- _Dataset_:
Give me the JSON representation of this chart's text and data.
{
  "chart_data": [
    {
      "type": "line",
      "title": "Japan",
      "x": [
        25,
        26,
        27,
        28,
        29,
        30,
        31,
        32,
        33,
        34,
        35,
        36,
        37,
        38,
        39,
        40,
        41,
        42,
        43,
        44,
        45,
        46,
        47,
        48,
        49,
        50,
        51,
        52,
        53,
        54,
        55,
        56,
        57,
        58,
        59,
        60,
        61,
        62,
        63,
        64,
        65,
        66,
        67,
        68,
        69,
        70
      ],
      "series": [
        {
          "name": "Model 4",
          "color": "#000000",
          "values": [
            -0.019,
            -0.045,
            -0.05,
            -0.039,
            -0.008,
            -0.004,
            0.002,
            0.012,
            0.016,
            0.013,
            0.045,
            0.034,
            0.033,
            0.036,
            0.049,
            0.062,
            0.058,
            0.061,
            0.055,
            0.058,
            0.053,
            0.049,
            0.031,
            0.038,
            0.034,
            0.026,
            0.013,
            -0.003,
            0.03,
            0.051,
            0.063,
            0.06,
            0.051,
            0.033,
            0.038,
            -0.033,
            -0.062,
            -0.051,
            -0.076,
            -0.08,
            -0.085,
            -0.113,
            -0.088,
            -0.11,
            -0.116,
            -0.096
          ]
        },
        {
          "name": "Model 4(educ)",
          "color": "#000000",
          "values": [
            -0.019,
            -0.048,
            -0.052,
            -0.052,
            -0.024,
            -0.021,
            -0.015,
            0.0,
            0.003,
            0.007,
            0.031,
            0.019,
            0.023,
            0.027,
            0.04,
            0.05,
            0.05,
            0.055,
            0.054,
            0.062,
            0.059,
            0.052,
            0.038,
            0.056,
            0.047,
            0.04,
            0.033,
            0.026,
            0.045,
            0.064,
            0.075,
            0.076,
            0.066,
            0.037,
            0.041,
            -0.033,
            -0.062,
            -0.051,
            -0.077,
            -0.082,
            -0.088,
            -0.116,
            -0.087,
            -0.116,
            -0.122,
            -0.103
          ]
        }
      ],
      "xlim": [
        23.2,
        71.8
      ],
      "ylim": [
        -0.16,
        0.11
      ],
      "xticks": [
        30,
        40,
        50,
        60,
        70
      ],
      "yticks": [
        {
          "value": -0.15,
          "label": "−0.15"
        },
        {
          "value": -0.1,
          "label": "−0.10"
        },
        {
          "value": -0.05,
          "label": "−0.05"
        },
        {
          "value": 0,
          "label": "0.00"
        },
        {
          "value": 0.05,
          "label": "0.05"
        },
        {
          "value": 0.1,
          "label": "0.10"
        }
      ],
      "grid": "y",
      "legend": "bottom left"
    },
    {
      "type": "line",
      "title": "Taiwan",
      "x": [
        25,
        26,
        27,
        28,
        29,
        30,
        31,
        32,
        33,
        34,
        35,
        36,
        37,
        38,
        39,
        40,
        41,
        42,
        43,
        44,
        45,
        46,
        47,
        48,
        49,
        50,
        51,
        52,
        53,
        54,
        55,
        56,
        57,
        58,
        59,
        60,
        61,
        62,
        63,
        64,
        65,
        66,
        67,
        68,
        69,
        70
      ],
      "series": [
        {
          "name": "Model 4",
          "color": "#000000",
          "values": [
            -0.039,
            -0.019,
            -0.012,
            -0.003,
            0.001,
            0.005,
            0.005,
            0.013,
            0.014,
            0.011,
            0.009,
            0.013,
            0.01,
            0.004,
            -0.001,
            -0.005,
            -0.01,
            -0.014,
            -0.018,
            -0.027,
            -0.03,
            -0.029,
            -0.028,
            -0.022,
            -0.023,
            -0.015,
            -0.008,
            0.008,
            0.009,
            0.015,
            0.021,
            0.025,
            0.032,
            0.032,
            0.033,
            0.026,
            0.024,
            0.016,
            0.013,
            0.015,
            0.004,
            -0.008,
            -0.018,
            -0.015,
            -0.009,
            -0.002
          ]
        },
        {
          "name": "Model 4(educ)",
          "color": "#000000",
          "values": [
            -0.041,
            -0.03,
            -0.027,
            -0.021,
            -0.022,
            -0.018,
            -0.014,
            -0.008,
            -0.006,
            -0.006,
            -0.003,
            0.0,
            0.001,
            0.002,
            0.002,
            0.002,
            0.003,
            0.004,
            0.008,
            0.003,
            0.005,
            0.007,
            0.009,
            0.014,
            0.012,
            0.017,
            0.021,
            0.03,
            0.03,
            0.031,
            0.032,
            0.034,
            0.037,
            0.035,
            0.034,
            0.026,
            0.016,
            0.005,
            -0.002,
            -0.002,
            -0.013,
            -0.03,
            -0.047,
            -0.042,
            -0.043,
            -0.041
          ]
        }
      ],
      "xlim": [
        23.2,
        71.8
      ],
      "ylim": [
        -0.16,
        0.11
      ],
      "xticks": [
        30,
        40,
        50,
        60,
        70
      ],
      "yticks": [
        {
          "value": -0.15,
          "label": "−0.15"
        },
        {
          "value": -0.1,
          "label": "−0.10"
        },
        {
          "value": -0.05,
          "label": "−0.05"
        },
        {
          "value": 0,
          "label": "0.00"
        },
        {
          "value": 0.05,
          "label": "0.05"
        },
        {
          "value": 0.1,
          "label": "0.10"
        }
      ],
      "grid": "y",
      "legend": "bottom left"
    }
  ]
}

- _Directive_:
Write out every line exactly as it stands.

- _Solution_:
Give me the JSON representation of this chart's text and data.
{
  "chart_data": [
    {
      "type": "line",
      "title": "Japan",
      "x": [
        25,
        26,
        27,
        28,
        29,
        30,
        31,
        32,
        33,
        34,
        35,
        36,
        37,
        38,
        39,
        40,
        41,
        42,
        43,
        44,
        45,
        46,
        47,
        48,
        49,
        50,
        51,
        52,
        53,
        54,
        55,
        56,
        57,
        58,
        59,
        60,
        61,
        62,
        63,
        64,
        65,
        66,
        67,
        68,
        69,
        70
      ],
      "series": [
        {
          "name": "Model 4",
          "color": "#000000",
          "values": [
            -0.019,
            -0.045,
            -0.05,
            -0.039,
            -0.008,
            -0.004,
            0.002,
            0.012,
            0.016,
            0.013,
            0.045,
            0.034,
            0.033,
            0.036,
            0.049,
            0.062,
            0.058,
            0.061,
            0.055,
            0.058,
            0.053,
            0.049,
            0.031,
            0.038,
            0.034,
            0.026,
            0.013,
            -0.003,
            0.03,
            0.051,
            0.063,
            0.06,
            0.051,
            0.033,
            0.038,
            -0.033,
            -0.062,
            -0.051,
            -0.076,
            -0.08,
            -0.085,
            -0.113,
            -0.088,
            -0.11,
            -0.116,
            -0.096
          ]
        },
        {
          "name": "Model 4(educ)",
          "color": "#000000",
          "values": [
            -0.019,
            -0.048,
            -0.052,
            -0.052,
            -0.024,
            -0.021,
            -0.015,
            0.0,
            0.003,
            0.007,
            0.031,
            0.019,
            0.023,
            0.027,
            0.04,
            0.05,
            0.05,
            0.055,
            0.054,
            0.062,
            0.059,
            0.052,
            0.038,
            0.056,
            0.047,
            0.04,
            0.033,
            0.026,
            0.045,
            0.064,
            0.075,
            0.076,
            0.066,
            0.037,
            0.041,
            -0.033,
            -0.062,
            -0.051,
            -0.077,
            -0.082,
            -0.088,
            -0.116,
            -0.087,
            -0.116,
            -0.122,
            -0.103
          ]
        }
      ],
      "xlim": [
        23.2,
        71.8
      ],
      "ylim": [
        -0.16,
        0.11
      ],
      "xticks": [
        30,
        40,
        50,
        60,
        70
      ],
      "yticks": [
        {
          "value": -0.15,
          "label": "−0.15"
        },
        {
          "value": -0.1,
          "label": "−0.10"
        },
        {
          "value": -0.05,
          "label": "−0.05"
        },
        {
          "value": 0,
          "label": "0.00"
        },
        {
          "value": 0.05,
          "label": "0.05"
        },
        {
          "value": 0.1,
          "label": "0.10"
        }
      ],
      "grid": "y",
      "legend": "bottom left"
    },
    {
      "type": "line",
      "title": "Taiwan",
      "x": [
        25,
        26,
        27,
        28,
        29,
        30,
        31,
        32,
        33,
        34,
        35,
        36,
        37,
        38,
        39,
        40,
        41,
        42,
        43,
        44,
        45,
        46,
        47,
        48,
        49,
        50,
        51,
        52,
        53,
        54,
        55,
        56,
        57,
        58,
        59,
        60,
        61,
        62,
        63,
        64,
        65,
        66,
        67,
        68,
        69,
        70
      ],
      "series": [
        {
          "name": "Model 4",
          "color": "#000000",
          "values": [
            -0.039,
            -0.019,
            -0.012,
            -0.003,
            0.001,
            0.005,
            0.005,
            0.013,
            0.014,
            0.011,
            0.009,
            0.013,
            0.01,
            0.004,
            -0.001,
            -0.005,
            -0.01,
            -0.014,
            -0.018,
            -0.027,
            -0.03,
            -0.029,
            -0.028,
            -0.022,
            -0.023,
            -0.015,
            -0.008,
            0.008,
            0.009,
            0.015,
            0.021,
            0.025,
            0.032,
            0.032,
            0.033,
            0.026,
            0.024,
            0.016,
            0.013,
            0.015,
            0.004,
            -0.008,
            -0.018,
            -0.015,
            -0.009,
            -0.002
          ]
        },
        {
          "name": "Model 4(educ)",
          "color": "#000000",
          "values": [
            -0.041,
            -0.03,
            -0.027,
            -0.021,
            -0.022,
            -0.018,
            -0.014,
            -0.008,
            -0.006,
            -0.006,
            -0.003,
            0.0,
            0.001,
            0.002,
            0.002,
            0.002,
            0.003,
            0.004,
            0.008,
            0.003,
            0.005,
            0.007,
            0.009,
            0.014,
            0.012,
            0.017,
            0.021,
            0.03,
            0.03,
            0.031,
            0.032,
            0.034,
            0.037,
            0.035,
            0.034,
            0.026,
            0.016,
            0.005,
            -0.002,
            -0.002,
            -0.013,
            -0.03,
            -0.047,
            -0.042,
            -0.043,
            -0.041
          ]
        }
      ],
      "xlim": [
        23.2,
        71.8
      ],
      "ylim": [
        -0.16,
        0.11
      ],
      "xticks": [
        30,
        40,
        50,
        60,
        70
      ],
      "yticks": [
        {
          "value": -0.15,
          "label": "−0.15"
        },
        {
          "value": -0.1,
          "label": "−0.10"
        },
        {
          "value": -0.05,
          "label": "−0.05"
        },
        {
          "value": 0,
          "label": "0.00"
        },
        {
          "value": 0.05,
          "label": "0.05"
        },
        {
          "value": 0.1,
          "label": "0.10"
        }
      ],
      "grid": "y",
      "legend": "bottom left"
    }
  ]
}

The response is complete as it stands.